* Data items:
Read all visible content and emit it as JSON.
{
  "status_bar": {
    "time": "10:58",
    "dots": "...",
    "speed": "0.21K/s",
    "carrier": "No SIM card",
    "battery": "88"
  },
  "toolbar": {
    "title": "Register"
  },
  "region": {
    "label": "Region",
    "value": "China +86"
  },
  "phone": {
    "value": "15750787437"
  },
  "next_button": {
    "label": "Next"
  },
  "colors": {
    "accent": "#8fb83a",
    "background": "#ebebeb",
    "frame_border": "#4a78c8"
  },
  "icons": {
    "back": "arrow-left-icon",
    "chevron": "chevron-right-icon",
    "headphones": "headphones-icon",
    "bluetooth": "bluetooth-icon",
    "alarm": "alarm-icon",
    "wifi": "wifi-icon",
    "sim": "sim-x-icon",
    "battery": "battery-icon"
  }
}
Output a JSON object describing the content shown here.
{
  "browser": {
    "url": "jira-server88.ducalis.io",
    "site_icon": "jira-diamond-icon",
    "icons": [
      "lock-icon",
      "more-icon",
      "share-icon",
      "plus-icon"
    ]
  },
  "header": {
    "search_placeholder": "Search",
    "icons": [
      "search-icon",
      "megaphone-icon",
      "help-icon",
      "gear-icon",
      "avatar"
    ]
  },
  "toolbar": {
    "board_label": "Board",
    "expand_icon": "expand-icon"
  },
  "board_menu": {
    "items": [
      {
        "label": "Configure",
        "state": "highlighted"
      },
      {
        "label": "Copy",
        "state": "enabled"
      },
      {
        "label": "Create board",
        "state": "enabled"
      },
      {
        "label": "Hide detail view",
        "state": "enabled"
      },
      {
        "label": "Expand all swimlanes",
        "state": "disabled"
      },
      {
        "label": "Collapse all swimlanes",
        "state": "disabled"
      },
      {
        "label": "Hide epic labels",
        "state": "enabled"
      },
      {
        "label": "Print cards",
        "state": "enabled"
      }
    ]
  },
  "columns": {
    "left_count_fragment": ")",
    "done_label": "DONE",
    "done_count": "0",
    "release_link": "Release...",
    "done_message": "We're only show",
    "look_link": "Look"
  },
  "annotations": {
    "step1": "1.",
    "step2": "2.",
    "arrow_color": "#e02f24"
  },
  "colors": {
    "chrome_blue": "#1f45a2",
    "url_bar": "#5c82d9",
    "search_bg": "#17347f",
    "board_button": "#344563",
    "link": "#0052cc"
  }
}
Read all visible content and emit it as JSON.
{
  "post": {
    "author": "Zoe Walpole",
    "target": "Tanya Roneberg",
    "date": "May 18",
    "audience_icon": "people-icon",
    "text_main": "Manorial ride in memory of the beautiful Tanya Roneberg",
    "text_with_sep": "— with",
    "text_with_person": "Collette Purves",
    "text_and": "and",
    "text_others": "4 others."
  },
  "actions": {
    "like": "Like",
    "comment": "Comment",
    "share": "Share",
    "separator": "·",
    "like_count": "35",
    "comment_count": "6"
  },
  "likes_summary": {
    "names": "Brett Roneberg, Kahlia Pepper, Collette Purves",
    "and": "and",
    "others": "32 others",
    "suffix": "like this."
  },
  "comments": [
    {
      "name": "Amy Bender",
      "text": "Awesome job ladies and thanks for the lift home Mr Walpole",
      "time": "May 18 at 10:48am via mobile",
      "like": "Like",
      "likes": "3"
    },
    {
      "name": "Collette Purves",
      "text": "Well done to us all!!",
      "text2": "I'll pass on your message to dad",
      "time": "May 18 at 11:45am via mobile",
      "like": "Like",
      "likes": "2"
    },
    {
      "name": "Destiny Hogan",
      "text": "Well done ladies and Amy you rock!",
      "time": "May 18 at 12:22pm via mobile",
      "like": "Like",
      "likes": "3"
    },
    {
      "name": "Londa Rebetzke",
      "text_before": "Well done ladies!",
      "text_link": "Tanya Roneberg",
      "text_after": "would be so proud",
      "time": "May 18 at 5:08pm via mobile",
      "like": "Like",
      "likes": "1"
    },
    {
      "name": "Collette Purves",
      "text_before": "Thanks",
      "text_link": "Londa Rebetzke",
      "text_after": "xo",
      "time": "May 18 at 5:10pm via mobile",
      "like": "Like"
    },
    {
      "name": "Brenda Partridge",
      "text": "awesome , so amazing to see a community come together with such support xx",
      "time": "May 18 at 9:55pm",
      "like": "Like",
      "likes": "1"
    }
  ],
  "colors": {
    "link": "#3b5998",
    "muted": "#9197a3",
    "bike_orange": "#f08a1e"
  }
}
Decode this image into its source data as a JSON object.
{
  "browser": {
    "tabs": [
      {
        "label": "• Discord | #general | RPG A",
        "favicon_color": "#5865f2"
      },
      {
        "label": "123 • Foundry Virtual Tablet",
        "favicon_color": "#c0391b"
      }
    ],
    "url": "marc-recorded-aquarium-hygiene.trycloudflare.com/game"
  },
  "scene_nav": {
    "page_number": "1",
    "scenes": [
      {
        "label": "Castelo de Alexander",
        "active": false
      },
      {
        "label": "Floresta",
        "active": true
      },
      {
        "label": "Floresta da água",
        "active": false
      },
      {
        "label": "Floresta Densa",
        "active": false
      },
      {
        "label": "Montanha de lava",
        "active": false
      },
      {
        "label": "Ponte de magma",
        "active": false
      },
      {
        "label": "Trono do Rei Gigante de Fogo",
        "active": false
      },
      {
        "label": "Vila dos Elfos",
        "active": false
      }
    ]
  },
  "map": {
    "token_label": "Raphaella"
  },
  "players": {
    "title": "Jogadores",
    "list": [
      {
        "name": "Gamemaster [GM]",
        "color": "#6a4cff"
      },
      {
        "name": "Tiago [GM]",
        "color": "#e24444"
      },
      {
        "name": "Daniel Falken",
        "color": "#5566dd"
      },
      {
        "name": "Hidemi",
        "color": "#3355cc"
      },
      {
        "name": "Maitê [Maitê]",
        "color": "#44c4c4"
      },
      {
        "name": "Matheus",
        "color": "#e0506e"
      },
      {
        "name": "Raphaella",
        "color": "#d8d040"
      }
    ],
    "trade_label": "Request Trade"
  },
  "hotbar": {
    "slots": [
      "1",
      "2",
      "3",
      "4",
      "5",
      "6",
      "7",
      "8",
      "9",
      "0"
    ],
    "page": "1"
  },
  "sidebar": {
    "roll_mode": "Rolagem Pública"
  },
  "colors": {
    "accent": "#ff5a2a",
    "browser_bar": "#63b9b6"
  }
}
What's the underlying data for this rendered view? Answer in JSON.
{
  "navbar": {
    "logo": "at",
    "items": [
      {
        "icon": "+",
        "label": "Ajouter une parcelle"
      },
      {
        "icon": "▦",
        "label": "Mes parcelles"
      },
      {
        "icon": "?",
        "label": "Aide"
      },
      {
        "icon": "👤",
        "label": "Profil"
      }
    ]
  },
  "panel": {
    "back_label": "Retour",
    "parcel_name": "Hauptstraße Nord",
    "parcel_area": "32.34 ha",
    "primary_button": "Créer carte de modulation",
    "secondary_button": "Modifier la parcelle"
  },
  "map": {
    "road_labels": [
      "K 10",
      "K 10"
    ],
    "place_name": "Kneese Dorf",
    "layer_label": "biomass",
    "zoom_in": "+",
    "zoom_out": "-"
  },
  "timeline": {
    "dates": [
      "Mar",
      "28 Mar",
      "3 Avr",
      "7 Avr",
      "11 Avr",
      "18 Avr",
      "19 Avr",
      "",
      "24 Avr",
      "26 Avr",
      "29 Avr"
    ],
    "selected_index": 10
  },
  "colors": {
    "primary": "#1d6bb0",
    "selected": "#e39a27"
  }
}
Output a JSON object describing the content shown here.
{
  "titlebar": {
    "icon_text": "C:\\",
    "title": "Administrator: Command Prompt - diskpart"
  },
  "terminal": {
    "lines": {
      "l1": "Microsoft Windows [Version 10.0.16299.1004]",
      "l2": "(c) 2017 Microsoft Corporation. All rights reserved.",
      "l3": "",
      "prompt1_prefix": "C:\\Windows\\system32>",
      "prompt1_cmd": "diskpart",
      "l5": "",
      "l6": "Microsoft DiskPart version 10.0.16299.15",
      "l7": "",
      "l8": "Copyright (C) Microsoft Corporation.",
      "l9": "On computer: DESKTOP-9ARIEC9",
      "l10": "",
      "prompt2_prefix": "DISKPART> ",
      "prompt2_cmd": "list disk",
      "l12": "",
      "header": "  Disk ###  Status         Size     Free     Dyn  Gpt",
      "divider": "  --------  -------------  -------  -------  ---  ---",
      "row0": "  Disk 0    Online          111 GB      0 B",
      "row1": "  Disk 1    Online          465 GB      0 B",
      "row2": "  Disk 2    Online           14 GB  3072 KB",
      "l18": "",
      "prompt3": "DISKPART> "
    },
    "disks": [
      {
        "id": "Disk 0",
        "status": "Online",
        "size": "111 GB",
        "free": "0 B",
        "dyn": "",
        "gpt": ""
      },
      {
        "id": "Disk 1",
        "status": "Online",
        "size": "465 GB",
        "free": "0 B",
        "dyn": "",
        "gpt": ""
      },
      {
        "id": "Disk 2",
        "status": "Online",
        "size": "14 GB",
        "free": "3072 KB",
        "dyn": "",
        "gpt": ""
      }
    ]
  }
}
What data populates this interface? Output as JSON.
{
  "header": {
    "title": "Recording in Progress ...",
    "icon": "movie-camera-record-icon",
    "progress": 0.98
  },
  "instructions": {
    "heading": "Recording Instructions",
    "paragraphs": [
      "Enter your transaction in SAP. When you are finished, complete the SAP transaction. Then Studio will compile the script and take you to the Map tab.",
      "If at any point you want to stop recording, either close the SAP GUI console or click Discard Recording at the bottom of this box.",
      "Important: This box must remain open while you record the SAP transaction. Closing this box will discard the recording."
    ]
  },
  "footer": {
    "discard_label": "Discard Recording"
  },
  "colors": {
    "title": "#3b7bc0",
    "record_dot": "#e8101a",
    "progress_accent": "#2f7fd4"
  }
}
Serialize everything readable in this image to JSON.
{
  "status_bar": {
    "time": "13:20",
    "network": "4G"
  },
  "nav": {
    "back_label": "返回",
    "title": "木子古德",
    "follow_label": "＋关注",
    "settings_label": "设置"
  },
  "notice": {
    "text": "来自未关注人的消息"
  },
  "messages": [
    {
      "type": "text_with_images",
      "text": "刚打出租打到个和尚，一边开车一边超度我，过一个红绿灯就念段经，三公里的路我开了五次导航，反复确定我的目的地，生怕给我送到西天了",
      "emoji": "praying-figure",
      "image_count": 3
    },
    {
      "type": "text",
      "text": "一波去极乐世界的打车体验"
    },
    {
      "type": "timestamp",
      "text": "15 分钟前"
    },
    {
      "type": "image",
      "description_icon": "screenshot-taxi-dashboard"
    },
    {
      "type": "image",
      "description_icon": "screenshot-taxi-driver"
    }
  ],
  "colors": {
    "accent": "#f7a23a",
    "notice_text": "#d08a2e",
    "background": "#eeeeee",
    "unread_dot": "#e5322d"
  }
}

* Problem to work on: Locate the word "Raphaella" in the entries, and copy every line where it is found.

* Output below:
    "token_label": "Raphaella"
        "name": "Raphaella",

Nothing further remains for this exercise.